PASSAGE TO READ -
Ivan Kurdanin

Personal information
- Full name: Ivan Yuryevich Kurdanin
- Date of birth: 24 March 1984 (age 41)
- Place of birth: Krasnogorsk, Moscow Oblast, Russian SFSR
- Height: 1.85 m (6 ft 1 in)
- Position(s): Defender

Youth career
- PFC CSKA Moscow

Senior career*
- Years: Team / Apps / (Gls)
- 2002–2004: FC Titan Moscow / 61 / (4)
- 2005: FC Presnya Moscow / 6 / (0)
- 2005: FC Spartak Shchyolkovo / 18 / (0)
- 2006: FC Amkar Perm / 0 / (0)
- 2007: FC Spartak Kostroma / 24 / (0)
- 2008: FC Volga Ulyanovsk / 3 / (1)
- 2008: FC Gubkin / 12 / (1)
- 2009–2010: FC Mordovia Saransk / 25 / (3)
- 2010: FC Torpedo Moscow / 3 / (0)
- 2011: FC Podolye Podolsky district / 13 / (1)
- 2011–2013: FC Gubkin / 38 / (5)

DATA RECORDS -
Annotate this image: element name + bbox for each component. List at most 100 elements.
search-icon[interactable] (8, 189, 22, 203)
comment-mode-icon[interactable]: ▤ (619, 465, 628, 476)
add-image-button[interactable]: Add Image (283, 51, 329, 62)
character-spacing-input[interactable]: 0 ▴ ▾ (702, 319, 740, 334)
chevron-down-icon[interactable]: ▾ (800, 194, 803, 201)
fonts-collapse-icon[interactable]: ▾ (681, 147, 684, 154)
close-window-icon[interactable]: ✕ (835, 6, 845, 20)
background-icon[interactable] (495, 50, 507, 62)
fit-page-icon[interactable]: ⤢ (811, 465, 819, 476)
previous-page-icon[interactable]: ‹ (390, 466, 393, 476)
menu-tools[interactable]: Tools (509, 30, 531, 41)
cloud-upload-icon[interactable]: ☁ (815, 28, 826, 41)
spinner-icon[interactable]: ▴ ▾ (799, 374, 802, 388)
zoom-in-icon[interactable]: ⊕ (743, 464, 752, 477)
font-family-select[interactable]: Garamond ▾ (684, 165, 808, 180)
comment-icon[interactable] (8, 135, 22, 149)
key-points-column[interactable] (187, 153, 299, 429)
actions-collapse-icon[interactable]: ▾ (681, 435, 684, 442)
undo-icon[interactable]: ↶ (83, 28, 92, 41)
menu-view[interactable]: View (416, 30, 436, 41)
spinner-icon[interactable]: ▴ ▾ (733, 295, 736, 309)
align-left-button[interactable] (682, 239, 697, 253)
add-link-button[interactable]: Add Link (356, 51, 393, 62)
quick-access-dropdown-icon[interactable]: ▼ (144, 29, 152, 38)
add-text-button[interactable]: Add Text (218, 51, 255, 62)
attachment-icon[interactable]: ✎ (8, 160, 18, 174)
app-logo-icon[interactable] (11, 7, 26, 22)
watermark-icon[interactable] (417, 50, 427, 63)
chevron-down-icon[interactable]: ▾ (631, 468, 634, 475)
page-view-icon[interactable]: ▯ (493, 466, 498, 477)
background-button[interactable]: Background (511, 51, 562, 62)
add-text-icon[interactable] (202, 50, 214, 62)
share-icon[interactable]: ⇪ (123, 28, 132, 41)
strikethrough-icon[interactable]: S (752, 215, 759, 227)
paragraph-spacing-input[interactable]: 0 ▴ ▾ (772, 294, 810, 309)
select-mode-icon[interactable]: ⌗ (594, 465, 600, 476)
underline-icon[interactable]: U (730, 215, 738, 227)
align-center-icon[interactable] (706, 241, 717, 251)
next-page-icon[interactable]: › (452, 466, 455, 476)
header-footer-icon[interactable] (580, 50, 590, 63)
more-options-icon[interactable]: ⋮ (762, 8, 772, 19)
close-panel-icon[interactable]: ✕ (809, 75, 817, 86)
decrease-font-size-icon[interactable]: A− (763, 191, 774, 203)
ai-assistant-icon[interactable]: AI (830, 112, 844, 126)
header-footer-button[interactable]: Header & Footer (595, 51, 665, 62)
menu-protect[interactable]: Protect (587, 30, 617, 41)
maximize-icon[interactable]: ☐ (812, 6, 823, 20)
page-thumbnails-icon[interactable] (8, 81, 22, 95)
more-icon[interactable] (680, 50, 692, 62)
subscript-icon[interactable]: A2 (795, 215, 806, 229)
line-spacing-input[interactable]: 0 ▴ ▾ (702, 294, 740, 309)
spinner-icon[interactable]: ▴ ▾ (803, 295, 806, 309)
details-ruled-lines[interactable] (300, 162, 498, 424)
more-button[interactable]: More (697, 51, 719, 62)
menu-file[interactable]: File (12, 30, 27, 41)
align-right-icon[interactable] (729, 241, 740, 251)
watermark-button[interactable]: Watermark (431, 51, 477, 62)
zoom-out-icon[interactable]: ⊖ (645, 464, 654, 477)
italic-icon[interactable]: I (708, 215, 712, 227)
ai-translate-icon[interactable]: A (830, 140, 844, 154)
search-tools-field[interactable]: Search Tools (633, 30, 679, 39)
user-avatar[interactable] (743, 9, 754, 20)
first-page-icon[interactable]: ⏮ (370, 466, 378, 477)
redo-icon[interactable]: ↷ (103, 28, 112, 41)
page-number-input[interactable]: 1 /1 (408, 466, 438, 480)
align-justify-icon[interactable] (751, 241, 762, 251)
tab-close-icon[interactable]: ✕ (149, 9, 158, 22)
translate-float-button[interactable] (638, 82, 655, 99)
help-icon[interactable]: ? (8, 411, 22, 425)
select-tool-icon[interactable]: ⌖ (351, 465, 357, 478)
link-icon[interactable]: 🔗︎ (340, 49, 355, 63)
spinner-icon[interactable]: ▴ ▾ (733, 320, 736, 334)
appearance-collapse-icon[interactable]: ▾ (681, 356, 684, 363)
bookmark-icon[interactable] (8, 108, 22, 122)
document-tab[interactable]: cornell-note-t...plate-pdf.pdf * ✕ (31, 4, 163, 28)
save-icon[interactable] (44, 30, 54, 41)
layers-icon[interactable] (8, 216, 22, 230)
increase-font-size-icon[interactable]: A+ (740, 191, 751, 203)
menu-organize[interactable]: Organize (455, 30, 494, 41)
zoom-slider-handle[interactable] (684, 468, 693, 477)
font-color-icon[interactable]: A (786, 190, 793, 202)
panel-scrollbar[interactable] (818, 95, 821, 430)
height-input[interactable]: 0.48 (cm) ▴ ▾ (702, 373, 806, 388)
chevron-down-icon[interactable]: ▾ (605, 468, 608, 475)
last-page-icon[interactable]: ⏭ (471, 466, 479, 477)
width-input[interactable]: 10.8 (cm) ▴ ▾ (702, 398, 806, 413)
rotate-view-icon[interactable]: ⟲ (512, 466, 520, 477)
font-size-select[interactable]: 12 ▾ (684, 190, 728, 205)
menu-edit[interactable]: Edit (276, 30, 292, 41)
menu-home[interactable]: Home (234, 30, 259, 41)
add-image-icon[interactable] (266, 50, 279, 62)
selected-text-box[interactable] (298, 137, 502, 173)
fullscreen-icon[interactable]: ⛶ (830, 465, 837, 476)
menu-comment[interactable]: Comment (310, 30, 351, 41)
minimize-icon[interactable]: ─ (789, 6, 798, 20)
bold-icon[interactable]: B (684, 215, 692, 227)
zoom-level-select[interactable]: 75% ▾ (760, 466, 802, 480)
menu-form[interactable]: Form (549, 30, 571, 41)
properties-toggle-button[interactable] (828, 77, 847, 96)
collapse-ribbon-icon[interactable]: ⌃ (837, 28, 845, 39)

PROMPT - Extend the Ivan Kurdanin profile, picking up right after its final line. The entries have no connection to the Ivan Kurdanin profile.

WRITTEN RESPONSE -
= Ivan Kurdanin =

Russian footballer

Ivan Yuryevich Kurdanin (Иван Юрьевич Курданин; born 24 March 1984) is a former Russian professional football player.

==Club career==
He made his debut for the senior squad of FC Amkar Perm on 20 September 2006 in the Russian Cup game against FC Angusht Nazran.

He made his Russian Football National League debut for FC Volga Ulyanovsk on 14 June 2008 in a game against FC Rostov. He played 2 seasons in the FNL for Volga Ulyanovsk and FC Mordovia Saransk.